J’ai souvent mentionné en causerie que rester en présence devant un film était particulièrement difficile. Le faire en lisant l’est tout autant. On se laisse emporter par les émotions, les aventures des personnages, et si l’œuvre est bien conçue on plonge littéralement dans le récit. On rit, pleure et tremble avec eux. On s’identifie, on est eux.
Il y a donc deux façons de recevoir la lecture, une manière présente et consciente, en bref à l’écoute de son monde intérieur, branché sur l’accueil de son ressenti. Et il y a une façon mécanique, réactive, sans écoute consciente de son ressenti. Cette dernière manière est peu à même d’être une nourriture réellement active par la suite, une fois l’œuvre achevée, car l’expérience n’a pas été vécue en conscience. J’irai donc un cran plus loin en disant que si l’on peut vivre mille vies en une par la lecture de toutes sortes de livres, il est à mon sens plus important encore d’être en pleine conscience en lisant et d’être ancré au corps, car sans cela les expériences issues du livre s’impriment directement dans le subconscient et les choses sont ensuite laissées en arrière plan de la conscience. Et si, effectivement, elles vont marquer votre manière de voir le monde et d’y réagir après lecture, tout cela relèvera de la réaction mécanique.
La lecture en pleine conscience peut, quant à elle, vous amener à, justement, prendre conscience de la facilité avec laquelle on se glisse dans la peau du héros, qu’on se projette dans la vie des personnages et qu’en bref on vibre avec eux. Mais cette expérience est-elle mécanique ou consciente ? Vous allez me dire que le lecteur qui n’est pas en pleine conscience va lui aussi vibrer de la même manière. Certes, mais le capital d’expérience ne sera que peu réutilisé, alors que si nous lisons le plus possible en conscience, les multiples existences vécues par sympathie, projection, immersion, etc. vont devenir des mémoires réellement actives. Ces mémoires d’expériences deviennent en quelque sorte des expériences réelles et servent ensuite de capital conscient.

◆ APERÇU DES DONNÉES ◆
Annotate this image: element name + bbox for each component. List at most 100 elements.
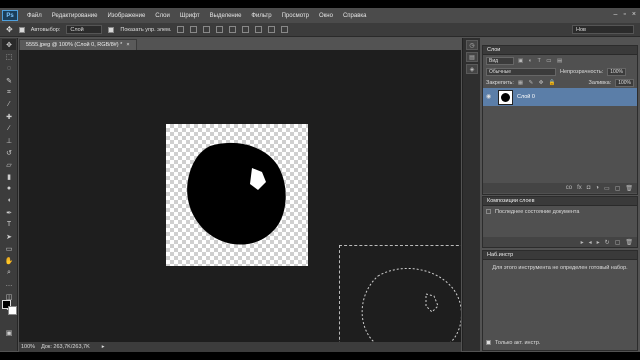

◆ TÂCHES À RÉALISER ◆
• a. Selon l'extrait, combien y a-t-il de façons de recevoir la lecture, et lesquelles ?
• b. Recopiez fidèlement le passage de l'extrait qui commence par « J’ai souvent mentionné » et se poursuit jusqu'à « on est eux. ».
Les données ne sont pas utiles ici.

◆ RÉPONSES RÉDIGÉES ◆
• a. Deux : une manière présente et consciente, et une manière mécanique et réactive.

• b.
J’ai souvent mentionné en causerie que rester en présence devant un film était particulièrement difficile. Le faire en lisant l’est tout autant. On se laisse emporter par les émotions, les aventures des personnages, et si l’œuvre est bien conçue on plonge littéralement dans le récit. On rit, pleure et tremble avec eux. On s’identifie, on est eux.